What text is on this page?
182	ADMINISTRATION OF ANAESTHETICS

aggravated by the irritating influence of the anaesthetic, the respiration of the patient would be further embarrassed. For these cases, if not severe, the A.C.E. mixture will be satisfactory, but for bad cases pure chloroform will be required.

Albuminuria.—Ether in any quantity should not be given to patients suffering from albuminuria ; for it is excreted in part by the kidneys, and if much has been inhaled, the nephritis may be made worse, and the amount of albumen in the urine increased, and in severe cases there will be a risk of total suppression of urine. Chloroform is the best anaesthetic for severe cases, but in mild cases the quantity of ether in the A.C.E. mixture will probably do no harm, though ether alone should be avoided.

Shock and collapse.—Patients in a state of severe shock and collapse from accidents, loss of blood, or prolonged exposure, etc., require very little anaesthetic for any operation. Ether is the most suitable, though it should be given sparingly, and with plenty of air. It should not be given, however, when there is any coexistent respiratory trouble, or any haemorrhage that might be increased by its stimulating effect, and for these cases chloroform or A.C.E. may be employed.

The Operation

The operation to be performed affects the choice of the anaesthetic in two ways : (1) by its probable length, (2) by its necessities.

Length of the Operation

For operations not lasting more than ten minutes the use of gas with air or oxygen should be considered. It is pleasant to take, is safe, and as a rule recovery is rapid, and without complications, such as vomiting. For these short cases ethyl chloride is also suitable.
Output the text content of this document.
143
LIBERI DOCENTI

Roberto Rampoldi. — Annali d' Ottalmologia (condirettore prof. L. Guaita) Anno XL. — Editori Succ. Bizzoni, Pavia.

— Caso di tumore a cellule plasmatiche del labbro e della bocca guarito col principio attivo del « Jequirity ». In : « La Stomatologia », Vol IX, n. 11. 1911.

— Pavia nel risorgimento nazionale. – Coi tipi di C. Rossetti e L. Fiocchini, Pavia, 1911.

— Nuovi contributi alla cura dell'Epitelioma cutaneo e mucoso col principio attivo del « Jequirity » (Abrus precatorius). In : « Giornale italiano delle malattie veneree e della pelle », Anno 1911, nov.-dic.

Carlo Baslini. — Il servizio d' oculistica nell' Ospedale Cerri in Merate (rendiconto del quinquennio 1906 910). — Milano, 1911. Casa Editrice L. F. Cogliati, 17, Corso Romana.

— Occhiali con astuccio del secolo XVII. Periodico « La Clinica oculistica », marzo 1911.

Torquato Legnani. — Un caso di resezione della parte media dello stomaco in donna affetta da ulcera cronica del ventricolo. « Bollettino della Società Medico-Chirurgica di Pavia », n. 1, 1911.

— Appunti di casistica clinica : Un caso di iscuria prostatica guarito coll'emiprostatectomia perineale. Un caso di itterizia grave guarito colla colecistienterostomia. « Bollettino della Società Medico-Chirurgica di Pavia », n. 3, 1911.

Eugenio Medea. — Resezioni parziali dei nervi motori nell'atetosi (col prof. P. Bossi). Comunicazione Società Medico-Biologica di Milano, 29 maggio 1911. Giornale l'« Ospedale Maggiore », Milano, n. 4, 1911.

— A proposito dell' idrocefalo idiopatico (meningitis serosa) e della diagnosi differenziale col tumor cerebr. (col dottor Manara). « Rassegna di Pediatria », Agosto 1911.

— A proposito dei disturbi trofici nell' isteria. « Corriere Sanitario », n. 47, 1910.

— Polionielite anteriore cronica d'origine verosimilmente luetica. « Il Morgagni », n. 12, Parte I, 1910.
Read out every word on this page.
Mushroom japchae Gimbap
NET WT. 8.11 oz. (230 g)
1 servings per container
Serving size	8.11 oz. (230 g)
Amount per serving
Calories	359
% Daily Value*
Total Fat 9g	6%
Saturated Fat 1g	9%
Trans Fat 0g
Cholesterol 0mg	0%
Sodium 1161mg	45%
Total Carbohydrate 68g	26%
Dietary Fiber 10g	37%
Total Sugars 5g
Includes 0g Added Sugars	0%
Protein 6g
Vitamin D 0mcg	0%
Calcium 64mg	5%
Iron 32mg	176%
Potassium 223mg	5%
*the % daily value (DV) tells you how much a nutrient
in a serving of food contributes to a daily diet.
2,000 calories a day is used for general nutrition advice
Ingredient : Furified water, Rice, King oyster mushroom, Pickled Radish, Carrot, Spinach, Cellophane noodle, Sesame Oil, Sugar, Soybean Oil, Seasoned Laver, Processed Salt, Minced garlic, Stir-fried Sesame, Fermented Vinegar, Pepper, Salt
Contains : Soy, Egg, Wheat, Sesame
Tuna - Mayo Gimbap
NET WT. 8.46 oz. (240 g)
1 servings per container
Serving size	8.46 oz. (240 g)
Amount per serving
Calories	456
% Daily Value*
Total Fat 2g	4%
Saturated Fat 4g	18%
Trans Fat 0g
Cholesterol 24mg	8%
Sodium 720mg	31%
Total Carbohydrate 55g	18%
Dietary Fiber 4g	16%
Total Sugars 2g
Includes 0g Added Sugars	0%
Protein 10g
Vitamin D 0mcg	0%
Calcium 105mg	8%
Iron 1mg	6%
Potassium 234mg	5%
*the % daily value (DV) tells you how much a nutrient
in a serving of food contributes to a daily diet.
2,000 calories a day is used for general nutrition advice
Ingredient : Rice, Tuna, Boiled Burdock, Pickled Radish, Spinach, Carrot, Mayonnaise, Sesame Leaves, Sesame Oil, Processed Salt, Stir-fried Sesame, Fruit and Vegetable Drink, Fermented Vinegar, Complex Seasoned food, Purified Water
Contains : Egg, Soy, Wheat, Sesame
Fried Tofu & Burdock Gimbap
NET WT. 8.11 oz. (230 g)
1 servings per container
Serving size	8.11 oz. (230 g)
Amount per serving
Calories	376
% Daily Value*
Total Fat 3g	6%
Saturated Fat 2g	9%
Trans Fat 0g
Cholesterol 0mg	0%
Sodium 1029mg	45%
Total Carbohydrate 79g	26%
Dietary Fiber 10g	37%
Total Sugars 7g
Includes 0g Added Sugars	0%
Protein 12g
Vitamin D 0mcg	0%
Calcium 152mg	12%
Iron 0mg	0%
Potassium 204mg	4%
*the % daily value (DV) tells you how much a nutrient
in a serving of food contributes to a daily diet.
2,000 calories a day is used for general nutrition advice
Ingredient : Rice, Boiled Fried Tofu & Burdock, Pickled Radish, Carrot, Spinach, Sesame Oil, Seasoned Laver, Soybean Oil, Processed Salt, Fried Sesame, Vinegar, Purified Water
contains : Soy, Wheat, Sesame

====================

◆ WHAT IS REQUIRED:
Every entry shown above should be written out again without a single difference.

◆ THE ANSWER:
What text is on this page?
182	ADMINISTRATION OF ANAESTHETICS

aggravated by the irritating influence of the anaesthetic, the respiration of the patient would be further embarrassed. For these cases, if not severe, the A.C.E. mixture will be satisfactory, but for bad cases pure chloroform will be required.

Albuminuria.—Ether in any quantity should not be given to patients suffering from albuminuria ; for it is excreted in part by the kidneys, and if much has been inhaled, the nephritis may be made worse, and the amount of albumen in the urine increased, and in severe cases there will be a risk of total suppression of urine. Chloroform is the best anaesthetic for severe cases, but in mild cases the quantity of ether in the A.C.E. mixture will probably do no harm, though ether alone should be avoided.

Shock and collapse.—Patients in a state of severe shock and collapse from accidents, loss of blood, or prolonged exposure, etc., require very little anaesthetic for any operation. Ether is the most suitable, though it should be given sparingly, and with plenty of air. It should not be given, however, when there is any coexistent respiratory trouble, or any haemorrhage that might be increased by its stimulating effect, and for these cases chloroform or A.C.E. may be employed.

The Operation

The operation to be performed affects the choice of the anaesthetic in two ways : (1) by its probable length, (2) by its necessities.

Length of the Operation

For operations not lasting more than ten minutes the use of gas with air or oxygen should be considered. It is pleasant to take, is safe, and as a rule recovery is rapid, and without complications, such as vomiting. For these short cases ethyl chloride is also suitable.
Output the text content of this document.
143
LIBERI DOCENTI

Roberto Rampoldi. — Annali d' Ottalmologia (condirettore prof. L. Guaita) Anno XL. — Editori Succ. Bizzoni, Pavia.

— Caso di tumore a cellule plasmatiche del labbro e della bocca guarito col principio attivo del « Jequirity ». In : « La Stomatologia », Vol IX, n. 11. 1911.

— Pavia nel risorgimento nazionale. – Coi tipi di C. Rossetti e L. Fiocchini, Pavia, 1911.

— Nuovi contributi alla cura dell'Epitelioma cutaneo e mucoso col principio attivo del « Jequirity » (Abrus precatorius). In : « Giornale italiano delle malattie veneree e della pelle », Anno 1911, nov.-dic.

Carlo Baslini. — Il servizio d' oculistica nell' Ospedale Cerri in Merate (rendiconto del quinquennio 1906 910). — Milano, 1911. Casa Editrice L. F. Cogliati, 17, Corso Romana.

— Occhiali con astuccio del secolo XVII. Periodico « La Clinica oculistica », marzo 1911.

Torquato Legnani. — Un caso di resezione della parte media dello stomaco in donna affetta da ulcera cronica del ventricolo. « Bollettino della Società Medico-Chirurgica di Pavia », n. 1, 1911.

— Appunti di casistica clinica : Un caso di iscuria prostatica guarito coll'emiprostatectomia perineale. Un caso di itterizia grave guarito colla colecistienterostomia. « Bollettino della Società Medico-Chirurgica di Pavia », n. 3, 1911.

Eugenio Medea. — Resezioni parziali dei nervi motori nell'atetosi (col prof. P. Bossi). Comunicazione Società Medico-Biologica di Milano, 29 maggio 1911. Giornale l'« Ospedale Maggiore », Milano, n. 4, 1911.

— A proposito dell' idrocefalo idiopatico (meningitis serosa) e della diagnosi differenziale col tumor cerebr. (col dottor Manara). « Rassegna di Pediatria », Agosto 1911.

— A proposito dei disturbi trofici nell' isteria. « Corriere Sanitario », n. 47, 1910.

— Polionielite anteriore cronica d'origine verosimilmente luetica. « Il Morgagni », n. 12, Parte I, 1910.
Read out every word on this page.
Mushroom japchae Gimbap
NET WT. 8.11 oz. (230 g)
1 servings per container
Serving size	8.11 oz. (230 g)
Amount per serving
Calories	359
% Daily Value*
Total Fat 9g	6%
Saturated Fat 1g	9%
Trans Fat 0g
Cholesterol 0mg	0%
Sodium 1161mg	45%
Total Carbohydrate 68g	26%
Dietary Fiber 10g	37%
Total Sugars 5g
Includes 0g Added Sugars	0%
Protein 6g
Vitamin D 0mcg	0%
Calcium 64mg	5%
Iron 32mg	176%
Potassium 223mg	5%
*the % daily value (DV) tells you how much a nutrient
in a serving of food contributes to a daily diet.
2,000 calories a day is used for general nutrition advice
Ingredient : Furified water, Rice, King oyster mushroom, Pickled Radish, Carrot, Spinach, Cellophane noodle, Sesame Oil, Sugar, Soybean Oil, Seasoned Laver, Processed Salt, Minced garlic, Stir-fried Sesame, Fermented Vinegar, Pepper, Salt
Contains : Soy, Egg, Wheat, Sesame
Tuna - Mayo Gimbap
NET WT. 8.46 oz. (240 g)
1 servings per container
Serving size	8.46 oz. (240 g)
Amount per serving
Calories	456
% Daily Value*
Total Fat 2g	4%
Saturated Fat 4g	18%
Trans Fat 0g
Cholesterol 24mg	8%
Sodium 720mg	31%
Total Carbohydrate 55g	18%
Dietary Fiber 4g	16%
Total Sugars 2g
Includes 0g Added Sugars	0%
Protein 10g
Vitamin D 0mcg	0%
Calcium 105mg	8%
Iron 1mg	6%
Potassium 234mg	5%
*the % daily value (DV) tells you how much a nutrient
in a serving of food contributes to a daily diet.
2,000 calories a day is used for general nutrition advice
Ingredient : Rice, Tuna, Boiled Burdock, Pickled Radish, Spinach, Carrot, Mayonnaise, Sesame Leaves, Sesame Oil, Processed Salt, Stir-fried Sesame, Fruit and Vegetable Drink, Fermented Vinegar, Complex Seasoned food, Purified Water
Contains : Egg, Soy, Wheat, Sesame
Fried Tofu & Burdock Gimbap
NET WT. 8.11 oz. (230 g)
1 servings per container
Serving size	8.11 oz. (230 g)
Amount per serving
Calories	376
% Daily Value*
Total Fat 3g	6%
Saturated Fat 2g	9%
Trans Fat 0g
Cholesterol 0mg	0%
Sodium 1029mg	45%
Total Carbohydrate 79g	26%
Dietary Fiber 10g	37%
Total Sugars 7g
Includes 0g Added Sugars	0%
Protein 12g
Vitamin D 0mcg	0%
Calcium 152mg	12%
Iron 0mg	0%
Potassium 204mg	4%
*the % daily value (DV) tells you how much a nutrient
in a serving of food contributes to a daily diet.
2,000 calories a day is used for general nutrition advice
Ingredient : Rice, Boiled Fried Tofu & Burdock, Pickled Radish, Carrot, Spinach, Sesame Oil, Seasoned Laver, Soybean Oil, Processed Salt, Fried Sesame, Vinegar, Purified Water
contains : Soy, Wheat, Sesame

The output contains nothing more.